**WRITTEN REQUEST**
Reproduce the rows below verbatim, leaving out the pictures.

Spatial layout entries
Start

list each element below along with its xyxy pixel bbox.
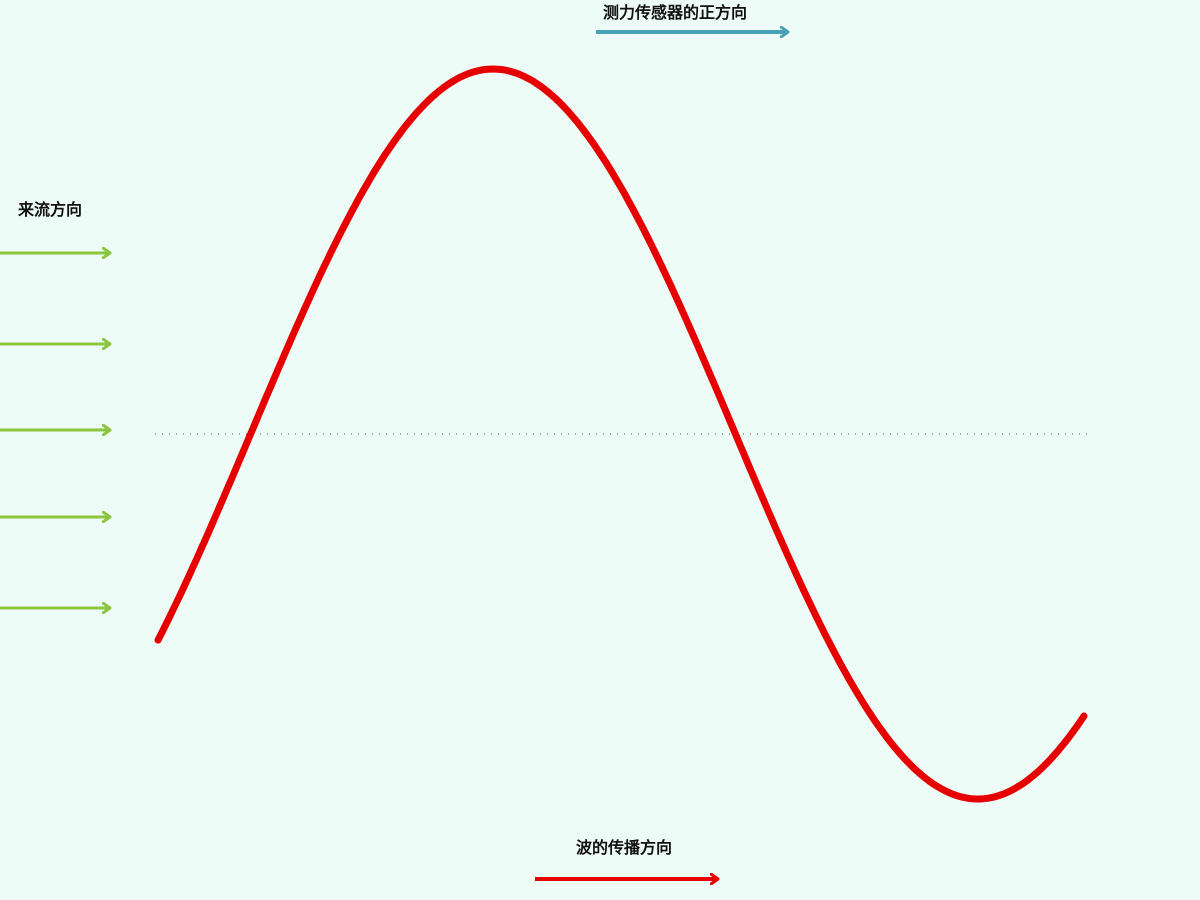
incoming-flow-arrows	[0, 253, 110, 608]
wave-curve	[154, 65, 1088, 803]
wave-propagation-label: 波的传播方向	[576, 838, 673, 857]
incoming-flow-label: 来流方向	[18, 200, 83, 219]
sensor-direction-label: 测力传感器的正方向	[603, 3, 748, 22]
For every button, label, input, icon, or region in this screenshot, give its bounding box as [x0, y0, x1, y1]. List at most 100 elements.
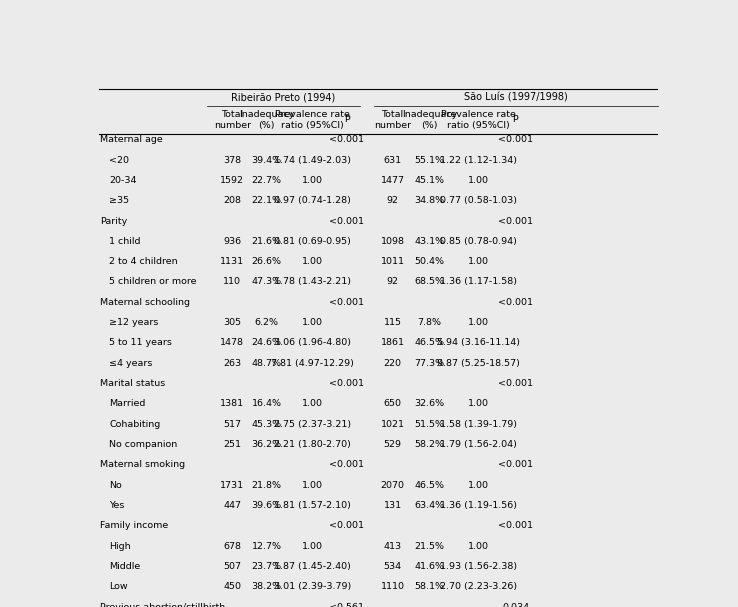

End

**FULL RESPONSE**
list each element below along with its xyxy pixel bbox.
incoming-flow-arrows	[0, 253, 110, 608]
wave-curve	[154, 65, 1088, 803]
wave-propagation-label: 波的传播方向	[576, 838, 673, 857]
incoming-flow-label: 来流方向	[18, 200, 83, 219]
sensor-direction-label: 测力传感器的正方向	[603, 3, 748, 22]
For every button, label, input, icon, or region in this screenshot, give its bounding box as [x0, y0, x1, y1]. List at most 100 elements.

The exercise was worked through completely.